[WHAT TO PRODUCE]
Reproduce, word for word, every line starting at the line that contains "Extract all readable text from this page." and ending with the final line of the entries.

[RECORDS TO USE]
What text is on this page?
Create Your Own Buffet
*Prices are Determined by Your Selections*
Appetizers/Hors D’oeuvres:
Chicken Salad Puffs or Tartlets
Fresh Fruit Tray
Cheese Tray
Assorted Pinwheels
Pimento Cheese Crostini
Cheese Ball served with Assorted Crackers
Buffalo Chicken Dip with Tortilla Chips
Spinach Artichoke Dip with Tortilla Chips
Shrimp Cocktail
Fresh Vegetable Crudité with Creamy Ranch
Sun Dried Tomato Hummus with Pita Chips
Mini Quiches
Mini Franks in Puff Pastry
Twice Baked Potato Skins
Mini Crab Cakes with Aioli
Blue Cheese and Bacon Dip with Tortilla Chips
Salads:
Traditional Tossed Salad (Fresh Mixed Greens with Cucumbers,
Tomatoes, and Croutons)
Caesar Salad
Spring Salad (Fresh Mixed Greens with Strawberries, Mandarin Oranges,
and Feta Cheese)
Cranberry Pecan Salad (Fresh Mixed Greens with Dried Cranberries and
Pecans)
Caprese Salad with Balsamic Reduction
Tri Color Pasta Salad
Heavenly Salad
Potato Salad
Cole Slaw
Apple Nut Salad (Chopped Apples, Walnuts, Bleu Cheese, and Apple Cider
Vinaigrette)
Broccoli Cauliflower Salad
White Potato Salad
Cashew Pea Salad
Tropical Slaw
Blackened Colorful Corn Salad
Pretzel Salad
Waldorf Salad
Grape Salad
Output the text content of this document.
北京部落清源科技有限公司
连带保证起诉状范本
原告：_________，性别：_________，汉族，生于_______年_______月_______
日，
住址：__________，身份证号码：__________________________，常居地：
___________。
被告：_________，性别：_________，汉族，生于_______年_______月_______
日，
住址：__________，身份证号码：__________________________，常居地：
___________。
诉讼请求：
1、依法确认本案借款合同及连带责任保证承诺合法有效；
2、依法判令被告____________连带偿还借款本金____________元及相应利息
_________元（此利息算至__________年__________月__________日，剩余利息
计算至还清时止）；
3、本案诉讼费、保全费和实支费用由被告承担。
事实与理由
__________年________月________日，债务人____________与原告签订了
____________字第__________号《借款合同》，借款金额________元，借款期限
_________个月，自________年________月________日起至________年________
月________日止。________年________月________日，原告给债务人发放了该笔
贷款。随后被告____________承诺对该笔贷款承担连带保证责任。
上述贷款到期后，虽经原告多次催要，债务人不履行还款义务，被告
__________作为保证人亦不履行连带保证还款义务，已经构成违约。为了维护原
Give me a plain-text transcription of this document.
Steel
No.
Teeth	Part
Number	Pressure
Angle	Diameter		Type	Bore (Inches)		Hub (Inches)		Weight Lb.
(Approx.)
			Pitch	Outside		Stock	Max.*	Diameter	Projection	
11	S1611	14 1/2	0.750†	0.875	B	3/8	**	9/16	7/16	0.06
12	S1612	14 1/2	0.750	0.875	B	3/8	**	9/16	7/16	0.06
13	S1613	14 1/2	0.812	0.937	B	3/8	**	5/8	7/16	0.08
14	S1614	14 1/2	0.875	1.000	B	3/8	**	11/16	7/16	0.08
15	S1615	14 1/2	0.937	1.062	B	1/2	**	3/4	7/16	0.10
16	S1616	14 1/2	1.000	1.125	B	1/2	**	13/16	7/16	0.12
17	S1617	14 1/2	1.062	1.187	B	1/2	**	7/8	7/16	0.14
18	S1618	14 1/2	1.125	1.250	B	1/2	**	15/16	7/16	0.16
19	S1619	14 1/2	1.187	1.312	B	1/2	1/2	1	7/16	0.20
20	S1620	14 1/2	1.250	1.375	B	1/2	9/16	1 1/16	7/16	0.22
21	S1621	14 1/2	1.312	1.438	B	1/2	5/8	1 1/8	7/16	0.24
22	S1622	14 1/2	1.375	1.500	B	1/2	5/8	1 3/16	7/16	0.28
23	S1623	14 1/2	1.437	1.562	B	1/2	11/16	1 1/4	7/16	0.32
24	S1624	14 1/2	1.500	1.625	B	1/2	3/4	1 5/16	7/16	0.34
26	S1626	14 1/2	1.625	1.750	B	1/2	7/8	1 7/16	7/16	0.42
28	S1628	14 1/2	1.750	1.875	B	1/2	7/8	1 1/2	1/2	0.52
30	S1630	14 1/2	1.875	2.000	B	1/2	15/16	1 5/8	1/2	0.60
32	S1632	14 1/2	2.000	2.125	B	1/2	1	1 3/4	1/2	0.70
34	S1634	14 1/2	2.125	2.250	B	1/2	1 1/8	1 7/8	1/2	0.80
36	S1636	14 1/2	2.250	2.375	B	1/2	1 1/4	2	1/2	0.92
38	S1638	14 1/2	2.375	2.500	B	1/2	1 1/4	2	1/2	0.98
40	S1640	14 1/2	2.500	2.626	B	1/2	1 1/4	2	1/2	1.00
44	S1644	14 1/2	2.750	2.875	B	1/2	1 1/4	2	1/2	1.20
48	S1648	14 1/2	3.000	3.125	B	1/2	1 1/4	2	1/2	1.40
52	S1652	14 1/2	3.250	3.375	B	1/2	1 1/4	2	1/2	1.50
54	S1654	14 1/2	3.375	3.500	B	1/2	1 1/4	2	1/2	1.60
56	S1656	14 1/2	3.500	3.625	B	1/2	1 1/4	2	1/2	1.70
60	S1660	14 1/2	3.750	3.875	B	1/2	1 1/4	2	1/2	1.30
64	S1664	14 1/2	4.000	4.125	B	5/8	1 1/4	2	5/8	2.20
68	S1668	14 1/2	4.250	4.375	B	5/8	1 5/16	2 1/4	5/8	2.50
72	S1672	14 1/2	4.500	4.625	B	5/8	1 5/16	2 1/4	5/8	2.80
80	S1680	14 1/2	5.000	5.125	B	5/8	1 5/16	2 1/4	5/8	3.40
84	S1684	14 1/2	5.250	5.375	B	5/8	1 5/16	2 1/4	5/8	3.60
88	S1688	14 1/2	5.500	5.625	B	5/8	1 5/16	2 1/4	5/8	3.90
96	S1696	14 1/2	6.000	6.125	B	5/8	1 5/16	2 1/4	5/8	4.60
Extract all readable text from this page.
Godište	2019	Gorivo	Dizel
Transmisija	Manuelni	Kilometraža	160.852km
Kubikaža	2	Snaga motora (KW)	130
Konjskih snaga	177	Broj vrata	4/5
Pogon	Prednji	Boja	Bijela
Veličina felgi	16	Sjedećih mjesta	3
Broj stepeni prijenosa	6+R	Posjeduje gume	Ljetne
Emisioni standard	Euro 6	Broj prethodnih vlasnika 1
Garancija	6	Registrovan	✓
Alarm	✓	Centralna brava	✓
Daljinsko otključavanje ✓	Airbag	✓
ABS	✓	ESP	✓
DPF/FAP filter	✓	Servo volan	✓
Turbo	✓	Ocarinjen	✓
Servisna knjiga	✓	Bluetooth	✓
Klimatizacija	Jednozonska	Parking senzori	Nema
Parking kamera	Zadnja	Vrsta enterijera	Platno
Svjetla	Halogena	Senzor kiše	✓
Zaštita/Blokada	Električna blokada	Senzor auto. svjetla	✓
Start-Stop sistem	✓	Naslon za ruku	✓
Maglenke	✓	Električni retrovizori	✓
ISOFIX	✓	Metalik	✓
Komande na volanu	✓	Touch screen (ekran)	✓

[RESPONSE TO THE TASK]
Extract all readable text from this page.
Godište	2019	Gorivo	Dizel
Transmisija	Manuelni	Kilometraža	160.852km
Kubikaža	2	Snaga motora (KW)	130
Konjskih snaga	177	Broj vrata	4/5
Pogon	Prednji	Boja	Bijela
Veličina felgi	16	Sjedećih mjesta	3
Broj stepeni prijenosa	6+R	Posjeduje gume	Ljetne
Emisioni standard	Euro 6	Broj prethodnih vlasnika 1
Garancija	6	Registrovan	✓
Alarm	✓	Centralna brava	✓
Daljinsko otključavanje ✓	Airbag	✓
ABS	✓	ESP	✓
DPF/FAP filter	✓	Servo volan	✓
Turbo	✓	Ocarinjen	✓
Servisna knjiga	✓	Bluetooth	✓
Klimatizacija	Jednozonska	Parking senzori	Nema
Parking kamera	Zadnja	Vrsta enterijera	Platno
Svjetla	Halogena	Senzor kiše	✓
Zaštita/Blokada	Električna blokada	Senzor auto. svjetla	✓
Start-Stop sistem	✓	Naslon za ruku	✓
Maglenke	✓	Električni retrovizori	✓
ISOFIX	✓	Metalik	✓
Komande na volanu	✓	Touch screen (ekran)	✓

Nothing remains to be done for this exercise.